● What you have to do
Transcribe every line of the records verbatim.

══════════════════════════════

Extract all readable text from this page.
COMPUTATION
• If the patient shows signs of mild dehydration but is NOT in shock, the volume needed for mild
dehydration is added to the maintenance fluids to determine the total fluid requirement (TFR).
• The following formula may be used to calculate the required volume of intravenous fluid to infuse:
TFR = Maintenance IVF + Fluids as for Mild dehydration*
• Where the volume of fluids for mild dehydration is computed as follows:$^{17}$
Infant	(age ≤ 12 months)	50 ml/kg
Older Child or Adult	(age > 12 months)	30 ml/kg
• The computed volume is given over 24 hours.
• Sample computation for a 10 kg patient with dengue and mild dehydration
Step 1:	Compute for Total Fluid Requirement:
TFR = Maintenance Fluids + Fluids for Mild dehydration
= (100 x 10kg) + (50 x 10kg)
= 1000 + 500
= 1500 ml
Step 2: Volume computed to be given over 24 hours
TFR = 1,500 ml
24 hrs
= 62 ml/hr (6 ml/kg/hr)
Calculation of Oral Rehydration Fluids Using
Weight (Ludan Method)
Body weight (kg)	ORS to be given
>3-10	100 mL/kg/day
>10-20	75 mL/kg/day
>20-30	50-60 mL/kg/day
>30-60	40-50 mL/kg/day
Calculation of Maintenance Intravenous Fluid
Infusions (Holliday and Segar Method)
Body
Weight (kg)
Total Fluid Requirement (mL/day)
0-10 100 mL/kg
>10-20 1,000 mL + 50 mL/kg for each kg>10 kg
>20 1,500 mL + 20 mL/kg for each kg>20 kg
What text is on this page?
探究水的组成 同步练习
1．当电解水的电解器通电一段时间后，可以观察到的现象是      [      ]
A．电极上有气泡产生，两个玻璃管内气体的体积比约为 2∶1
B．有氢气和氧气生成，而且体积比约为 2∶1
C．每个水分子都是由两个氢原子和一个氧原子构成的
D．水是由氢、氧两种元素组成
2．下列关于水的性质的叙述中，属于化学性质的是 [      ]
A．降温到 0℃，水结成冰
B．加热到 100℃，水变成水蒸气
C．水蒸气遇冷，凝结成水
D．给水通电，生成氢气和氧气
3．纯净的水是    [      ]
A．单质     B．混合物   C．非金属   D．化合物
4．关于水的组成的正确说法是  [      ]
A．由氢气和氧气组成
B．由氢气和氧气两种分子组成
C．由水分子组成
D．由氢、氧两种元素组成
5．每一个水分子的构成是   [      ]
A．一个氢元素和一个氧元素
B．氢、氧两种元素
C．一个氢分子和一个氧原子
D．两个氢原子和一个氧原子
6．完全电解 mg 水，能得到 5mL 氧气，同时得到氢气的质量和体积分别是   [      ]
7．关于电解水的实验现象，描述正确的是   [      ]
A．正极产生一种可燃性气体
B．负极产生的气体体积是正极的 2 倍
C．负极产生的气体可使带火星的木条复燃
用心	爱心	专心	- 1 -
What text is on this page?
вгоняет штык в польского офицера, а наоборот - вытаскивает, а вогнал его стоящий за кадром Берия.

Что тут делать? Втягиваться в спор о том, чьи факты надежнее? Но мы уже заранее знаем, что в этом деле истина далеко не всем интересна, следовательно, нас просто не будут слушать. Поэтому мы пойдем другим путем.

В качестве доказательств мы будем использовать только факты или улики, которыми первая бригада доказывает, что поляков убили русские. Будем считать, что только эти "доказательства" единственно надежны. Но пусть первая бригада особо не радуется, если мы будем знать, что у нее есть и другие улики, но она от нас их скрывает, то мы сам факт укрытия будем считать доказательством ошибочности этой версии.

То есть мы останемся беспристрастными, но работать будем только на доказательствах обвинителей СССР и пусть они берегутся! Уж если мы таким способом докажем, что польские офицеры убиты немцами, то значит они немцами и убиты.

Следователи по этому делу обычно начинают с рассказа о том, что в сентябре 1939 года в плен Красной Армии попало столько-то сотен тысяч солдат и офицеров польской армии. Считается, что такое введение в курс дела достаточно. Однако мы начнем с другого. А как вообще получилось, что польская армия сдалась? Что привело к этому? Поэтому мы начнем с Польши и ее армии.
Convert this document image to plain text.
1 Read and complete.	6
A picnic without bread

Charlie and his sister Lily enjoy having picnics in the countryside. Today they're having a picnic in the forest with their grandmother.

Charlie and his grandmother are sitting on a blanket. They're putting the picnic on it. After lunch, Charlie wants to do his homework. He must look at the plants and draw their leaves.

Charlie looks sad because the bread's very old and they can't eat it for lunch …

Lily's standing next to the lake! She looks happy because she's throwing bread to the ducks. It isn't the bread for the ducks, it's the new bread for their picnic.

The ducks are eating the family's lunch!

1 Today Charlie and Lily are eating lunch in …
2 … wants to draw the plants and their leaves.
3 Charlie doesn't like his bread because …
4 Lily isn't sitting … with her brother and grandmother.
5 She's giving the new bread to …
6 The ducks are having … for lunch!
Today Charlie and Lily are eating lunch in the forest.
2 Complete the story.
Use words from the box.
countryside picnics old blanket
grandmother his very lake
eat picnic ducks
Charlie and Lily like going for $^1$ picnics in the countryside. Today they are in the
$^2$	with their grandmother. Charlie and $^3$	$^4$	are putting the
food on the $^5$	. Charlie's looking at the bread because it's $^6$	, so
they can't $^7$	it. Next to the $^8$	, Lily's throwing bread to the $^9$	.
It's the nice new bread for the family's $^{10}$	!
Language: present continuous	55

══════════════════════════════

● Response to the task
Extract all readable text from this page.
COMPUTATION
• If the patient shows signs of mild dehydration but is NOT in shock, the volume needed for mild
dehydration is added to the maintenance fluids to determine the total fluid requirement (TFR).
• The following formula may be used to calculate the required volume of intravenous fluid to infuse:
TFR = Maintenance IVF + Fluids as for Mild dehydration*
• Where the volume of fluids for mild dehydration is computed as follows:$^{17}$
Infant	(age ≤ 12 months)	50 ml/kg
Older Child or Adult	(age > 12 months)	30 ml/kg
• The computed volume is given over 24 hours.
• Sample computation for a 10 kg patient with dengue and mild dehydration
Step 1:	Compute for Total Fluid Requirement:
TFR = Maintenance Fluids + Fluids for Mild dehydration
= (100 x 10kg) + (50 x 10kg)
= 1000 + 500
= 1500 ml
Step 2: Volume computed to be given over 24 hours
TFR = 1,500 ml
24 hrs
= 62 ml/hr (6 ml/kg/hr)
Calculation of Oral Rehydration Fluids Using
Weight (Ludan Method)
Body weight (kg)	ORS to be given
>3-10	100 mL/kg/day
>10-20	75 mL/kg/day
>20-30	50-60 mL/kg/day
>30-60	40-50 mL/kg/day
Calculation of Maintenance Intravenous Fluid
Infusions (Holliday and Segar Method)
Body
Weight (kg)
Total Fluid Requirement (mL/day)
0-10 100 mL/kg
>10-20 1,000 mL + 50 mL/kg for each kg>10 kg
>20 1,500 mL + 20 mL/kg for each kg>20 kg
What text is on this page?
探究水的组成 同步练习
1．当电解水的电解器通电一段时间后，可以观察到的现象是      [      ]
A．电极上有气泡产生，两个玻璃管内气体的体积比约为 2∶1
B．有氢气和氧气生成，而且体积比约为 2∶1
C．每个水分子都是由两个氢原子和一个氧原子构成的
D．水是由氢、氧两种元素组成
2．下列关于水的性质的叙述中，属于化学性质的是 [      ]
A．降温到 0℃，水结成冰
B．加热到 100℃，水变成水蒸气
C．水蒸气遇冷，凝结成水
D．给水通电，生成氢气和氧气
3．纯净的水是    [      ]
A．单质     B．混合物   C．非金属   D．化合物
4．关于水的组成的正确说法是  [      ]
A．由氢气和氧气组成
B．由氢气和氧气两种分子组成
C．由水分子组成
D．由氢、氧两种元素组成
5．每一个水分子的构成是   [      ]
A．一个氢元素和一个氧元素
B．氢、氧两种元素
C．一个氢分子和一个氧原子
D．两个氢原子和一个氧原子
6．完全电解 mg 水，能得到 5mL 氧气，同时得到氢气的质量和体积分别是   [      ]
7．关于电解水的实验现象，描述正确的是   [      ]
A．正极产生一种可燃性气体
B．负极产生的气体体积是正极的 2 倍
C．负极产生的气体可使带火星的木条复燃
用心	爱心	专心	- 1 -
What text is on this page?
вгоняет штык в польского офицера, а наоборот - вытаскивает, а вогнал его стоящий за кадром Берия.

Что тут делать? Втягиваться в спор о том, чьи факты надежнее? Но мы уже заранее знаем, что в этом деле истина далеко не всем интересна, следовательно, нас просто не будут слушать. Поэтому мы пойдем другим путем.

В качестве доказательств мы будем использовать только факты или улики, которыми первая бригада доказывает, что поляков убили русские. Будем считать, что только эти "доказательства" единственно надежны. Но пусть первая бригада особо не радуется, если мы будем знать, что у нее есть и другие улики, но она от нас их скрывает, то мы сам факт укрытия будем считать доказательством ошибочности этой версии.

То есть мы останемся беспристрастными, но работать будем только на доказательствах обвинителей СССР и пусть они берегутся! Уж если мы таким способом докажем, что польские офицеры убиты немцами, то значит они немцами и убиты.

Следователи по этому делу обычно начинают с рассказа о том, что в сентябре 1939 года в плен Красной Армии попало столько-то сотен тысяч солдат и офицеров польской армии. Считается, что такое введение в курс дела достаточно. Однако мы начнем с другого. А как вообще получилось, что польская армия сдалась? Что привело к этому? Поэтому мы начнем с Польши и ее армии.
Convert this document image to plain text.
1 Read and complete.	6
A picnic without bread

Charlie and his sister Lily enjoy having picnics in the countryside. Today they're having a picnic in the forest with their grandmother.

Charlie and his grandmother are sitting on a blanket. They're putting the picnic on it. After lunch, Charlie wants to do his homework. He must look at the plants and draw their leaves.

Charlie looks sad because the bread's very old and they can't eat it for lunch …

Lily's standing next to the lake! She looks happy because she's throwing bread to the ducks. It isn't the bread for the ducks, it's the new bread for their picnic.

The ducks are eating the family's lunch!

1 Today Charlie and Lily are eating lunch in …
2 … wants to draw the plants and their leaves.
3 Charlie doesn't like his bread because …
4 Lily isn't sitting … with her brother and grandmother.
5 She's giving the new bread to …
6 The ducks are having … for lunch!
Today Charlie and Lily are eating lunch in the forest.
2 Complete the story.
Use words from the box.
countryside picnics old blanket
grandmother his very lake
eat picnic ducks
Charlie and Lily like going for $^1$ picnics in the countryside. Today they are in the
$^2$	with their grandmother. Charlie and $^3$	$^4$	are putting the
food on the $^5$	. Charlie's looking at the bread because it's $^6$	, so
they can't $^7$	it. Next to the $^8$	, Lily's throwing bread to the $^9$	.
It's the nice new bread for the family's $^{10}$	!
Language: present continuous	55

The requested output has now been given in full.